### [PROBLEM DETAILS]
Reproduce all of the material word for word.

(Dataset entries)

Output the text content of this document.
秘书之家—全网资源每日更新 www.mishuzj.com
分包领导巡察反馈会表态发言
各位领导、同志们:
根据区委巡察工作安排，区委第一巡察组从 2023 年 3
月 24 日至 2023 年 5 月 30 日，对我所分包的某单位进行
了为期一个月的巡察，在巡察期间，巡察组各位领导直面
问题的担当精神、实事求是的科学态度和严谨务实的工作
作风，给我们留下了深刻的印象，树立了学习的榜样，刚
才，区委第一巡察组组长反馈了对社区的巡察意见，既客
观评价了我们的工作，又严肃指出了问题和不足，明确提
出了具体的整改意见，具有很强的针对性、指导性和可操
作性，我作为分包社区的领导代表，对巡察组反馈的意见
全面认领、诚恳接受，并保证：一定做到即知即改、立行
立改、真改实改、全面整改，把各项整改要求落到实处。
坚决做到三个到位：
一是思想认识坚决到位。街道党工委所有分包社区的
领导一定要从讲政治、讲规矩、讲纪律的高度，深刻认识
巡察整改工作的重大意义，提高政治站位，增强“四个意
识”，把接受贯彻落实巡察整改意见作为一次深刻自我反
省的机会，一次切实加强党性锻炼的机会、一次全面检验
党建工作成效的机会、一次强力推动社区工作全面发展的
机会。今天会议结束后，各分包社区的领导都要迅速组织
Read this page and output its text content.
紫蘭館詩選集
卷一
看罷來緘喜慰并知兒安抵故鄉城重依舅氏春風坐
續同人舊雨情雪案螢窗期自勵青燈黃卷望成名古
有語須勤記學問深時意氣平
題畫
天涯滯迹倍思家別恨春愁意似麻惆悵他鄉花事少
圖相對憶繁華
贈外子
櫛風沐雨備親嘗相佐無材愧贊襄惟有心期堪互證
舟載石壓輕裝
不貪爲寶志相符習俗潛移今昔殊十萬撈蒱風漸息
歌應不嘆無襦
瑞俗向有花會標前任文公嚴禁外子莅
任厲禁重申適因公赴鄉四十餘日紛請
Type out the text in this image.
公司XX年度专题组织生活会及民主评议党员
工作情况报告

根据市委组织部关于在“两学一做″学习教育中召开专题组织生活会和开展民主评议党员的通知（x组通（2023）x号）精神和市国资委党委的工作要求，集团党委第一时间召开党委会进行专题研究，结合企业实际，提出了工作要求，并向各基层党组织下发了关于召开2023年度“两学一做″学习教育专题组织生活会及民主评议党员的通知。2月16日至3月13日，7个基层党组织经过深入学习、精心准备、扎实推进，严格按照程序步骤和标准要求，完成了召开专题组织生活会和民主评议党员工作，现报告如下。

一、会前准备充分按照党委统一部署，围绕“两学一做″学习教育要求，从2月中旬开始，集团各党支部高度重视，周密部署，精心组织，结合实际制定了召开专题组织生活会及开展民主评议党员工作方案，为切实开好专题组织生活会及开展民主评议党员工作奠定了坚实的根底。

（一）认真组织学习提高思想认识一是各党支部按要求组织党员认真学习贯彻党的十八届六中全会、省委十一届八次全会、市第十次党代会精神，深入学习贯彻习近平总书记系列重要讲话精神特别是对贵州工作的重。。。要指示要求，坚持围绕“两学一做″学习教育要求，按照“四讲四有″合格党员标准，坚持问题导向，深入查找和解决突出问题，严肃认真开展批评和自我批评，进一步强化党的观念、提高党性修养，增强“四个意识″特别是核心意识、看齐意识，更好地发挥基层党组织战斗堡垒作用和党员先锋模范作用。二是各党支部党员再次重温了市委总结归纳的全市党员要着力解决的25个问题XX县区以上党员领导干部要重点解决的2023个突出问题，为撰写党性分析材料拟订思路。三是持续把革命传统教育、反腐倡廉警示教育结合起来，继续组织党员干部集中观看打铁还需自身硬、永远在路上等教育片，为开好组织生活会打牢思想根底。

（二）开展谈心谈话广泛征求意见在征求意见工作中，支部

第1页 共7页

### [EXERCISE RESULT]
Output the text content of this document.
秘书之家—全网资源每日更新 www.mishuzj.com
分包领导巡察反馈会表态发言
各位领导、同志们:
根据区委巡察工作安排，区委第一巡察组从 2023 年 3
月 24 日至 2023 年 5 月 30 日，对我所分包的某单位进行
了为期一个月的巡察，在巡察期间，巡察组各位领导直面
问题的担当精神、实事求是的科学态度和严谨务实的工作
作风，给我们留下了深刻的印象，树立了学习的榜样，刚
才，区委第一巡察组组长反馈了对社区的巡察意见，既客
观评价了我们的工作，又严肃指出了问题和不足，明确提
出了具体的整改意见，具有很强的针对性、指导性和可操
作性，我作为分包社区的领导代表，对巡察组反馈的意见
全面认领、诚恳接受，并保证：一定做到即知即改、立行
立改、真改实改、全面整改，把各项整改要求落到实处。
坚决做到三个到位：
一是思想认识坚决到位。街道党工委所有分包社区的
领导一定要从讲政治、讲规矩、讲纪律的高度，深刻认识
巡察整改工作的重大意义，提高政治站位，增强“四个意
识”，把接受贯彻落实巡察整改意见作为一次深刻自我反
省的机会，一次切实加强党性锻炼的机会、一次全面检验
党建工作成效的机会、一次强力推动社区工作全面发展的
机会。今天会议结束后，各分包社区的领导都要迅速组织
Read this page and output its text content.
紫蘭館詩選集
卷一
看罷來緘喜慰并知兒安抵故鄉城重依舅氏春風坐
續同人舊雨情雪案螢窗期自勵青燈黃卷望成名古
有語須勤記學問深時意氣平
題畫
天涯滯迹倍思家別恨春愁意似麻惆悵他鄉花事少
圖相對憶繁華
贈外子
櫛風沐雨備親嘗相佐無材愧贊襄惟有心期堪互證
舟載石壓輕裝
不貪爲寶志相符習俗潛移今昔殊十萬撈蒱風漸息
歌應不嘆無襦
瑞俗向有花會標前任文公嚴禁外子莅
任厲禁重申適因公赴鄉四十餘日紛請
Type out the text in this image.
公司XX年度专题组织生活会及民主评议党员
工作情况报告

根据市委组织部关于在“两学一做″学习教育中召开专题组织生活会和开展民主评议党员的通知（x组通（2023）x号）精神和市国资委党委的工作要求，集团党委第一时间召开党委会进行专题研究，结合企业实际，提出了工作要求，并向各基层党组织下发了关于召开2023年度“两学一做″学习教育专题组织生活会及民主评议党员的通知。2月16日至3月13日，7个基层党组织经过深入学习、精心准备、扎实推进，严格按照程序步骤和标准要求，完成了召开专题组织生活会和民主评议党员工作，现报告如下。

一、会前准备充分按照党委统一部署，围绕“两学一做″学习教育要求，从2月中旬开始，集团各党支部高度重视，周密部署，精心组织，结合实际制定了召开专题组织生活会及开展民主评议党员工作方案，为切实开好专题组织生活会及开展民主评议党员工作奠定了坚实的根底。

（一）认真组织学习提高思想认识一是各党支部按要求组织党员认真学习贯彻党的十八届六中全会、省委十一届八次全会、市第十次党代会精神，深入学习贯彻习近平总书记系列重要讲话精神特别是对贵州工作的重。。。要指示要求，坚持围绕“两学一做″学习教育要求，按照“四讲四有″合格党员标准，坚持问题导向，深入查找和解决突出问题，严肃认真开展批评和自我批评，进一步强化党的观念、提高党性修养，增强“四个意识″特别是核心意识、看齐意识，更好地发挥基层党组织战斗堡垒作用和党员先锋模范作用。二是各党支部党员再次重温了市委总结归纳的全市党员要着力解决的25个问题XX县区以上党员领导干部要重点解决的2023个突出问题，为撰写党性分析材料拟订思路。三是持续把革命传统教育、反腐倡廉警示教育结合起来，继续组织党员干部集中观看打铁还需自身硬、永远在路上等教育片，为开好组织生活会打牢思想根底。

（二）开展谈心谈话广泛征求意见在征求意见工作中，支部

第1页 共7页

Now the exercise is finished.